▶ **Records for processing**
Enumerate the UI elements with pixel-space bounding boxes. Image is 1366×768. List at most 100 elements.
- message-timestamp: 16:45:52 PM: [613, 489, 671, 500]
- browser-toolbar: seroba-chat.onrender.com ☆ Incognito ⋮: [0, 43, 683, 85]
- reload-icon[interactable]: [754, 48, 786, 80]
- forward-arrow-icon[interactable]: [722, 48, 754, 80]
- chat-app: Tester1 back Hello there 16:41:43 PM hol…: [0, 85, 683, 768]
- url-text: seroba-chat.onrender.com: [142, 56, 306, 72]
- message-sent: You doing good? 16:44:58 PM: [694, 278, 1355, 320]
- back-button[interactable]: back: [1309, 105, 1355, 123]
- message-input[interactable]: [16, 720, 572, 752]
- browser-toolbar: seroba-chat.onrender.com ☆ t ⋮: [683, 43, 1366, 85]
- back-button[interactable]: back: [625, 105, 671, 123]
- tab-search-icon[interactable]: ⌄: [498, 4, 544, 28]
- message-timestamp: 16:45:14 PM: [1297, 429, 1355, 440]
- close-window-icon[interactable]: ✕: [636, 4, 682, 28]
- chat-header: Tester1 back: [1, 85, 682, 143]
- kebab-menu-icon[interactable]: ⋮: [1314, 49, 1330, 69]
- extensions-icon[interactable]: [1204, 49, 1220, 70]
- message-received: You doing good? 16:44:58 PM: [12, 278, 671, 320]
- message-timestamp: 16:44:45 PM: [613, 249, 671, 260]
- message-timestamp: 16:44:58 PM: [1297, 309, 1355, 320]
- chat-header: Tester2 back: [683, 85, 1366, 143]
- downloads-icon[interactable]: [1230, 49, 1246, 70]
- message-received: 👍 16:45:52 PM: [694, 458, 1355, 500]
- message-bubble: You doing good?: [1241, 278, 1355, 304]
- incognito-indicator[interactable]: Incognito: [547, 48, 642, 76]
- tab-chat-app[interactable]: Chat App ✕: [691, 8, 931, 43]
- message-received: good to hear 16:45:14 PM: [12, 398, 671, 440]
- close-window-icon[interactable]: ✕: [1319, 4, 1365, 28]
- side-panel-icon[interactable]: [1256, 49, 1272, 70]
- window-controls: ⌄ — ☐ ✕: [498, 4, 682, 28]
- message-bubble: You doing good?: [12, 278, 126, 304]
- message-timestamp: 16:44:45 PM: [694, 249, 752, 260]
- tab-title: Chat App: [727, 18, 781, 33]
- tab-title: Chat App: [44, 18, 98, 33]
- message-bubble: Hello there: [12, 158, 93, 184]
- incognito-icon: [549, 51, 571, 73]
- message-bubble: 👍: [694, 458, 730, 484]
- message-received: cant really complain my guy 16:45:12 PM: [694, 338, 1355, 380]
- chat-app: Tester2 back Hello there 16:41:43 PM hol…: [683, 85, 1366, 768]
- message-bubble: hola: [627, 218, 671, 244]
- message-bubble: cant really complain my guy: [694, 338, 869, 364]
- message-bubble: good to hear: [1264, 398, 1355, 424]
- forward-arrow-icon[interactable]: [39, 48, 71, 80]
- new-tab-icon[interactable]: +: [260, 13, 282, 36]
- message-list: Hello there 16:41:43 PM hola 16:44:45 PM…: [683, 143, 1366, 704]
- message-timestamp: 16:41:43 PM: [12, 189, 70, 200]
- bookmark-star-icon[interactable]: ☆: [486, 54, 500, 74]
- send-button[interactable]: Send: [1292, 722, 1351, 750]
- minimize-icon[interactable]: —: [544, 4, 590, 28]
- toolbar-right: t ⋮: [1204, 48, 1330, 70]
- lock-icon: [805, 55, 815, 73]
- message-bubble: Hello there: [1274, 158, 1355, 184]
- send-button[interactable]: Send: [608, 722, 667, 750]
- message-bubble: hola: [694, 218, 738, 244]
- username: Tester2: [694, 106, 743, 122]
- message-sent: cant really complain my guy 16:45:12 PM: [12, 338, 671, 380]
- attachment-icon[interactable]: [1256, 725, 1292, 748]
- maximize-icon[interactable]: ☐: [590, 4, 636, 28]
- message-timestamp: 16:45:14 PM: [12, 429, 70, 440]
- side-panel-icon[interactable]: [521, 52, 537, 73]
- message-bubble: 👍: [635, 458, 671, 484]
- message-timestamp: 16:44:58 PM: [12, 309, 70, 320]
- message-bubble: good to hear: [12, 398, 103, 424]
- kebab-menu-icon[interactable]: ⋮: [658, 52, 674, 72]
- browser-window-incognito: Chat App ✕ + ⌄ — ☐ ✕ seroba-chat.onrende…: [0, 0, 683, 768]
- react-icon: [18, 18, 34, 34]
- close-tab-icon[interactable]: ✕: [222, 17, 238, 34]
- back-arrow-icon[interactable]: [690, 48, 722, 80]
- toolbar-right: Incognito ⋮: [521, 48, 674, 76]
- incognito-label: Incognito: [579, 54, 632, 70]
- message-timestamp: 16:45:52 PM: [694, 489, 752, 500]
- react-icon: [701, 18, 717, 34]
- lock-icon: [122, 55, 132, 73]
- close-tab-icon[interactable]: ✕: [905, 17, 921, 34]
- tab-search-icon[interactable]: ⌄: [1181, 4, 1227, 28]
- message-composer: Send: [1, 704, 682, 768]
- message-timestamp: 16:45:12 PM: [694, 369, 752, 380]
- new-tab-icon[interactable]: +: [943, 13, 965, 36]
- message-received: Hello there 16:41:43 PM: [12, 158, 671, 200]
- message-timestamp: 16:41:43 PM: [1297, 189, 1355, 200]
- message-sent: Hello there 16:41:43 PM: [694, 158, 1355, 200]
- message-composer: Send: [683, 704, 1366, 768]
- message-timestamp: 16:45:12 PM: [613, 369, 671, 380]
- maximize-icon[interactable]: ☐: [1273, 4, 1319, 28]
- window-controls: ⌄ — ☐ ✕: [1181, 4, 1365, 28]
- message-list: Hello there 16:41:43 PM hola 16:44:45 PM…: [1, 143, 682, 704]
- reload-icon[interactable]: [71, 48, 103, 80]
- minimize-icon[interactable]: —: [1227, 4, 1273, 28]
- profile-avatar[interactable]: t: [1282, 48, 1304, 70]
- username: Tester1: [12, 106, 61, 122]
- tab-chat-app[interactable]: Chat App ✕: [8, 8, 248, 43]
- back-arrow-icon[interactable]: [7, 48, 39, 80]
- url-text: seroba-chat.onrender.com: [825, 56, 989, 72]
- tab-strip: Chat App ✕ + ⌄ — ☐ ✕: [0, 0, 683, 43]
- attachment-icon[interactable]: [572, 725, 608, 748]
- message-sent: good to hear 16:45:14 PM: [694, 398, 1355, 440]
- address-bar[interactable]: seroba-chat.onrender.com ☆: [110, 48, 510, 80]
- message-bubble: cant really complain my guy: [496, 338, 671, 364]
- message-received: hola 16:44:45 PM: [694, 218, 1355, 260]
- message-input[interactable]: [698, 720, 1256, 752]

▶ **Job**
Please rewrite every line of the records above as a numbered list, leaving out any blank lines.

▶ **Result for this exercise**
1. Enumerate the UI elements with pixel-space bounding boxes. Image is 1366×768. List at most 100 elements.
2. - message-timestamp: 16:45:52 PM: [613, 489, 671, 500]
3. - browser-toolbar: seroba-chat.onrender.com ☆ Incognito ⋮: [0, 43, 683, 85]
4. - reload-icon[interactable]: [754, 48, 786, 80]
5. - forward-arrow-icon[interactable]: [722, 48, 754, 80]
6. - chat-app: Tester1 back Hello there 16:41:43 PM hol…: [0, 85, 683, 768]
7. - url-text: seroba-chat.onrender.com: [142, 56, 306, 72]
8. - message-sent: You doing good? 16:44:58 PM: [694, 278, 1355, 320]
9. - back-button[interactable]: back: [1309, 105, 1355, 123]
10. - message-input[interactable]: [16, 720, 572, 752]
11. - browser-toolbar: seroba-chat.onrender.com ☆ t ⋮: [683, 43, 1366, 85]
12. - back-button[interactable]: back: [625, 105, 671, 123]
13. - tab-search-icon[interactable]: ⌄: [498, 4, 544, 28]
14. - message-timestamp: 16:45:14 PM: [1297, 429, 1355, 440]
15. - close-window-icon[interactable]: ✕: [636, 4, 682, 28]
16. - chat-header: Tester1 back: [1, 85, 682, 143]
17. - kebab-menu-icon[interactable]: ⋮: [1314, 49, 1330, 69]
18. - extensions-icon[interactable]: [1204, 49, 1220, 70]
19. - message-received: You doing good? 16:44:58 PM: [12, 278, 671, 320]
20. - message-timestamp: 16:44:45 PM: [613, 249, 671, 260]
21. - message-timestamp: 16:44:58 PM: [1297, 309, 1355, 320]
22. - chat-header: Tester2 back: [683, 85, 1366, 143]
23. - downloads-icon[interactable]: [1230, 49, 1246, 70]
24. - message-received: 👍 16:45:52 PM: [694, 458, 1355, 500]
25. - message-bubble: You doing good?: [1241, 278, 1355, 304]
26. - incognito-indicator[interactable]: Incognito: [547, 48, 642, 76]
27. - tab-chat-app[interactable]: Chat App ✕: [691, 8, 931, 43]
28. - message-received: good to hear 16:45:14 PM: [12, 398, 671, 440]
29. - close-window-icon[interactable]: ✕: [1319, 4, 1365, 28]
30. - side-panel-icon[interactable]: [1256, 49, 1272, 70]
31. - window-controls: ⌄ — ☐ ✕: [498, 4, 682, 28]
32. - message-bubble: You doing good?: [12, 278, 126, 304]
33. - message-timestamp: 16:44:45 PM: [694, 249, 752, 260]
34. - tab-title: Chat App: [727, 18, 781, 33]
35. - tab-title: Chat App: [44, 18, 98, 33]
36. - message-bubble: Hello there: [12, 158, 93, 184]
37. - incognito-icon: [549, 51, 571, 73]
38. - message-bubble: 👍: [694, 458, 730, 484]
39. - message-received: cant really complain my guy 16:45:12 PM: [694, 338, 1355, 380]
40. - chat-app: Tester2 back Hello there 16:41:43 PM hol…: [683, 85, 1366, 768]
41. - message-bubble: hola: [627, 218, 671, 244]
42. - message-bubble: cant really complain my guy: [694, 338, 869, 364]
43. - message-bubble: good to hear: [1264, 398, 1355, 424]
44. - forward-arrow-icon[interactable]: [39, 48, 71, 80]
45. - new-tab-icon[interactable]: +: [260, 13, 282, 36]
46. - message-list: Hello there 16:41:43 PM hola 16:44:45 PM…: [683, 143, 1366, 704]
47. - message-timestamp: 16:41:43 PM: [12, 189, 70, 200]
48. - bookmark-star-icon[interactable]: ☆: [486, 54, 500, 74]
49. - send-button[interactable]: Send: [1292, 722, 1351, 750]
50. - minimize-icon[interactable]: —: [544, 4, 590, 28]
51. - toolbar-right: t ⋮: [1204, 48, 1330, 70]
52. - lock-icon: [805, 55, 815, 73]
53. - message-bubble: Hello there: [1274, 158, 1355, 184]
54. - send-button[interactable]: Send: [608, 722, 667, 750]
55. - message-bubble: hola: [694, 218, 738, 244]
56. - username: Tester2: [694, 106, 743, 122]
57. - message-sent: cant really complain my guy 16:45:12 PM: [12, 338, 671, 380]
58. - attachment-icon[interactable]: [1256, 725, 1292, 748]
59. - maximize-icon[interactable]: ☐: [590, 4, 636, 28]
60. - message-timestamp: 16:45:14 PM: [12, 429, 70, 440]
61. - side-panel-icon[interactable]: [521, 52, 537, 73]
62. - message-bubble: 👍: [635, 458, 671, 484]
63. - message-timestamp: 16:44:58 PM: [12, 309, 70, 320]
64. - message-bubble: good to hear: [12, 398, 103, 424]
65. - kebab-menu-icon[interactable]: ⋮: [658, 52, 674, 72]
66. - browser-window-incognito: Chat App ✕ + ⌄ — ☐ ✕ seroba-chat.onrende…: [0, 0, 683, 768]
67. - react-icon: [18, 18, 34, 34]
68. - close-tab-icon[interactable]: ✕: [222, 17, 238, 34]
69. - back-arrow-icon[interactable]: [690, 48, 722, 80]
70. - toolbar-right: Incognito ⋮: [521, 48, 674, 76]
71. - incognito-label: Incognito: [579, 54, 632, 70]
72. - message-timestamp: 16:45:52 PM: [694, 489, 752, 500]
73. - react-icon: [701, 18, 717, 34]
74. - lock-icon: [122, 55, 132, 73]
75. - close-tab-icon[interactable]: ✕: [905, 17, 921, 34]
76. - tab-search-icon[interactable]: ⌄: [1181, 4, 1227, 28]
77. - message-composer: Send: [1, 704, 682, 768]
78. - message-timestamp: 16:45:12 PM: [694, 369, 752, 380]
79. - new-tab-icon[interactable]: +: [943, 13, 965, 36]
80. - message-received: Hello there 16:41:43 PM: [12, 158, 671, 200]
81. - message-timestamp: 16:41:43 PM: [1297, 189, 1355, 200]
82. - message-sent: Hello there 16:41:43 PM: [694, 158, 1355, 200]
83. - message-composer: Send: [683, 704, 1366, 768]
84. - message-timestamp: 16:45:12 PM: [613, 369, 671, 380]
85. - maximize-icon[interactable]: ☐: [1273, 4, 1319, 28]
86. - window-controls: ⌄ — ☐ ✕: [1181, 4, 1365, 28]
87. - message-list: Hello there 16:41:43 PM hola 16:44:45 PM…: [1, 143, 682, 704]
88. - reload-icon[interactable]: [71, 48, 103, 80]
89. - minimize-icon[interactable]: —: [1227, 4, 1273, 28]
90. - profile-avatar[interactable]: t: [1282, 48, 1304, 70]
91. - username: Tester1: [12, 106, 61, 122]
92. - tab-chat-app[interactable]: Chat App ✕: [8, 8, 248, 43]
93. - back-arrow-icon[interactable]: [7, 48, 39, 80]
94. - url-text: seroba-chat.onrender.com: [825, 56, 989, 72]
95. - tab-strip: Chat App ✕ + ⌄ — ☐ ✕: [0, 0, 683, 43]
96. - attachment-icon[interactable]: [572, 725, 608, 748]
97. - message-sent: good to hear 16:45:14 PM: [694, 398, 1355, 440]
98. - address-bar[interactable]: seroba-chat.onrender.com ☆: [110, 48, 510, 80]
99. - message-bubble: cant really complain my guy: [496, 338, 671, 364]
100. - message-received: hola 16:44:45 PM: [694, 218, 1355, 260]
101. - message-input[interactable]: [698, 720, 1256, 752]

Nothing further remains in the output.